REQUIREMENT:
In the material below, find all lines with the string "email" and copy them.

Collected data
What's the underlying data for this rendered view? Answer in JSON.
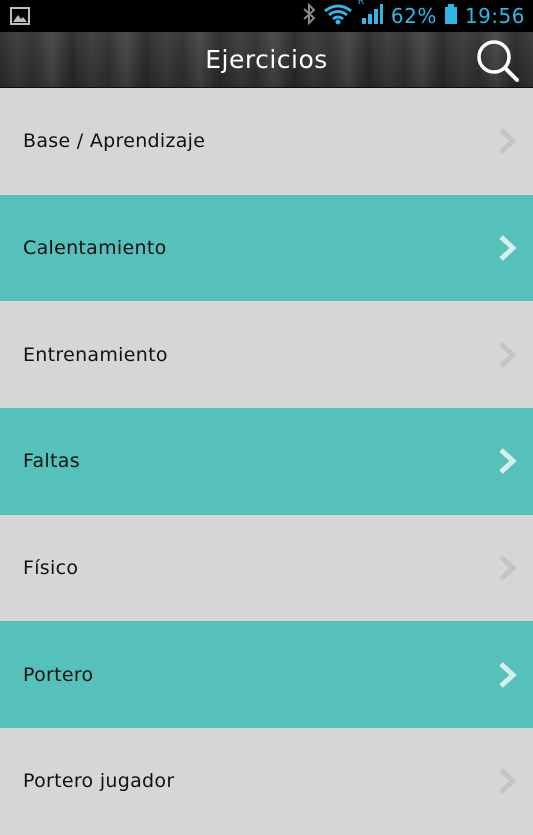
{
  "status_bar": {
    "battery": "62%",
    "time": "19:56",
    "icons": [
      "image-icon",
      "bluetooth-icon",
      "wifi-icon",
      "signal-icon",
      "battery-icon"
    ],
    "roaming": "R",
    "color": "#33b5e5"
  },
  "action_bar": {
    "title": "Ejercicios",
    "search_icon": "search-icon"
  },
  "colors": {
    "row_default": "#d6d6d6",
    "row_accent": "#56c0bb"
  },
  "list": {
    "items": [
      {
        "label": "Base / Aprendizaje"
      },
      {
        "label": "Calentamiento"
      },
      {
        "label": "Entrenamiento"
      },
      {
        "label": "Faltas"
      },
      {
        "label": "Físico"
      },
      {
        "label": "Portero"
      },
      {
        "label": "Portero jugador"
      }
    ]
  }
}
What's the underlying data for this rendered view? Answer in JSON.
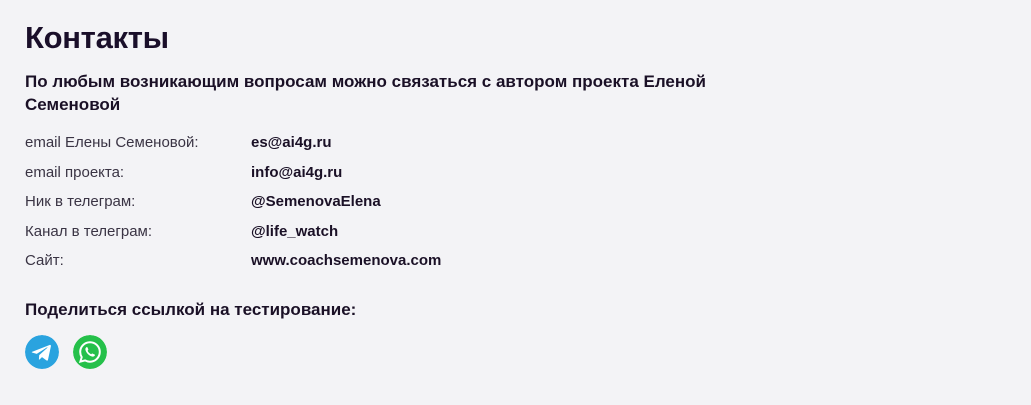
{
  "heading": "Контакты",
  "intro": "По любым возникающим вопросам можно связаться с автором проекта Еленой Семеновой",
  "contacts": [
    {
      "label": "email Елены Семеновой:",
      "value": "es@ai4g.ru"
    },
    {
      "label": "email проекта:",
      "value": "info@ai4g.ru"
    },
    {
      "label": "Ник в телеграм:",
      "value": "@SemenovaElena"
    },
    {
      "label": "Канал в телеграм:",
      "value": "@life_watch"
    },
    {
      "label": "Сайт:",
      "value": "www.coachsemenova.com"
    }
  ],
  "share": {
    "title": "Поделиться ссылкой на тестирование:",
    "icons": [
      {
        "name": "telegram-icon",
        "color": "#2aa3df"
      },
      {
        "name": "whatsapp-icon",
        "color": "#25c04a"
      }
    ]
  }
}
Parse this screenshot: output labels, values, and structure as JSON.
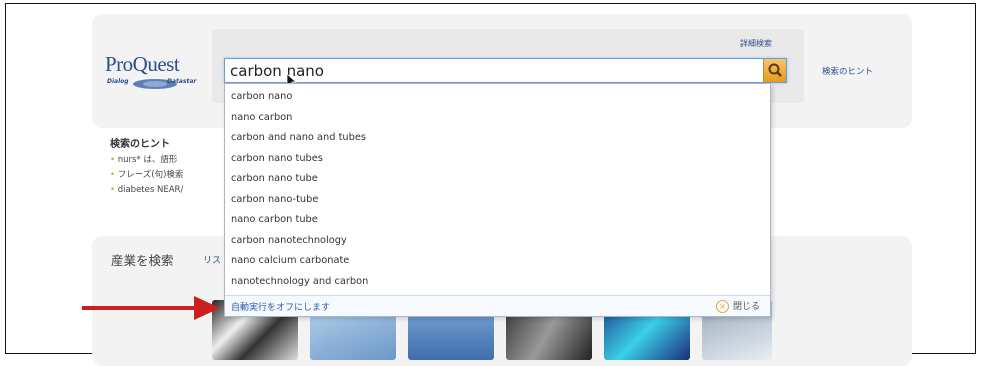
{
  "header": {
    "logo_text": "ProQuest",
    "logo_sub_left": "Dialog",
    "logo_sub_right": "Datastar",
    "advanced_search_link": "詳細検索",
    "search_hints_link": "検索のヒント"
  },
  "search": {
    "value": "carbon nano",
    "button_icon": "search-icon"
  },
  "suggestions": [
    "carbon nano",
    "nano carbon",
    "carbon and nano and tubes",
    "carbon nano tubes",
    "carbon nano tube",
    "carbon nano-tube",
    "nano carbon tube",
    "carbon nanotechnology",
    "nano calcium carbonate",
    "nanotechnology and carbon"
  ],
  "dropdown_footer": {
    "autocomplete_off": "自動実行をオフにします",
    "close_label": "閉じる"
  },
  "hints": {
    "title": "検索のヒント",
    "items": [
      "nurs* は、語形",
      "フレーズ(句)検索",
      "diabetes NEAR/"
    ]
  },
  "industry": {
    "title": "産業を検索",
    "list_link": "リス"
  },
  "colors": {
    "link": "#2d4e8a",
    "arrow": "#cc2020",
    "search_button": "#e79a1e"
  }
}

CORRECT OUTPUT:
      "label": "email Елены Семеновой:",
      "label": "email проекта:",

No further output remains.